[Items from a dataset]
◇ ◇ ◇ ◇ ◇ ◇ ◇
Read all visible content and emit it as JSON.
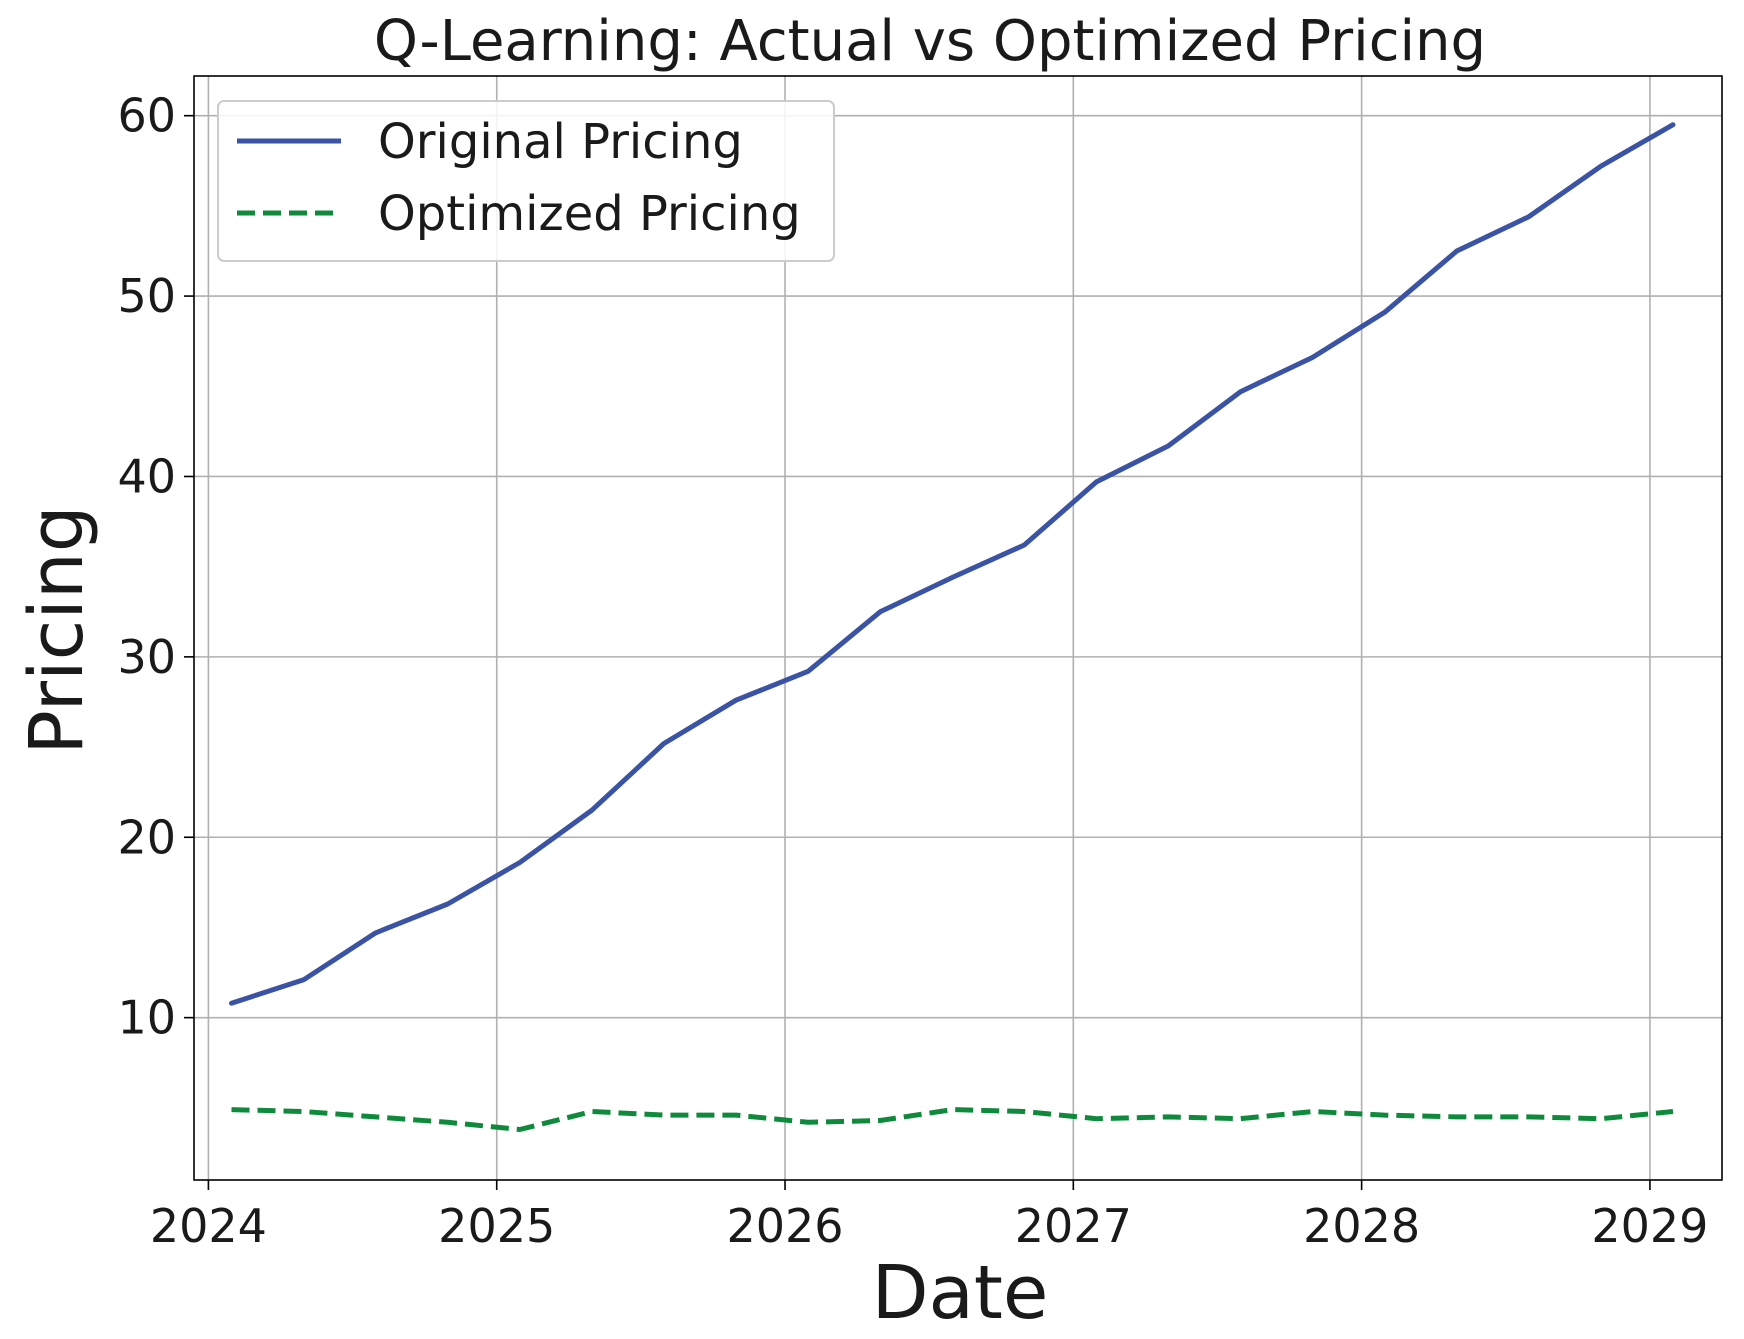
{
  "chart_data": {
    "type": "line",
    "title": "Q-Learning: Actual vs Optimized Pricing",
    "xlabel": "Date",
    "ylabel": "Pricing",
    "xlim": [
      2023.95,
      2029.25
    ],
    "ylim": [
      1.0,
      62.2
    ],
    "grid": true,
    "legend_position": "top-left",
    "x_ticks": [
      2024,
      2025,
      2026,
      2027,
      2028,
      2029
    ],
    "x_tick_labels": [
      "2024",
      "2025",
      "2026",
      "2027",
      "2028",
      "2029"
    ],
    "y_ticks": [
      10,
      20,
      30,
      40,
      50,
      60
    ],
    "y_tick_labels": [
      "10",
      "20",
      "30",
      "40",
      "50",
      "60"
    ],
    "x": [
      2024.08,
      2024.33,
      2024.58,
      2024.83,
      2025.08,
      2025.33,
      2025.58,
      2025.83,
      2026.08,
      2026.33,
      2026.58,
      2026.83,
      2027.08,
      2027.33,
      2027.58,
      2027.83,
      2028.08,
      2028.33,
      2028.58,
      2028.83,
      2029.08
    ],
    "series": [
      {
        "name": "Original Pricing",
        "color": "#3a53a4",
        "style": "solid",
        "values": [
          10.8,
          12.1,
          14.7,
          16.3,
          18.6,
          21.5,
          25.2,
          27.6,
          29.2,
          32.5,
          34.4,
          36.2,
          39.7,
          41.7,
          44.7,
          46.6,
          49.1,
          52.5,
          54.4,
          57.2,
          59.5
        ]
      },
      {
        "name": "Optimized Pricing",
        "color": "#0f8a3c",
        "style": "dashed",
        "values": [
          4.9,
          4.8,
          4.5,
          4.2,
          3.8,
          4.8,
          4.6,
          4.6,
          4.2,
          4.3,
          4.9,
          4.8,
          4.4,
          4.5,
          4.4,
          4.8,
          4.6,
          4.5,
          4.5,
          4.4,
          4.8
        ]
      }
    ]
  }
}
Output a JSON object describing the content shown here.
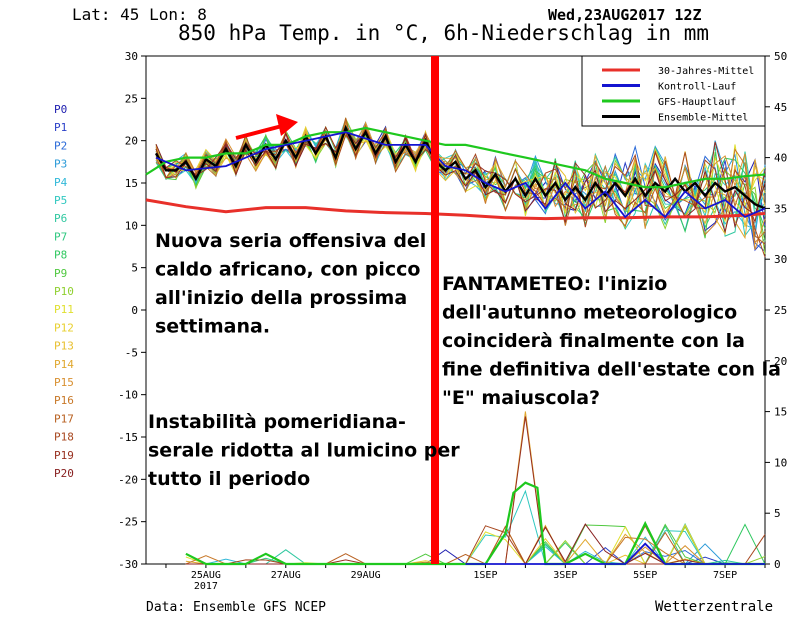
◇ ◇ ◇ ◇ ◇ ◇ ◇
Give every line of the material that includes the string "content".

Read all visible content and emit it as JSON.
Output a JSON object describing the content shown here.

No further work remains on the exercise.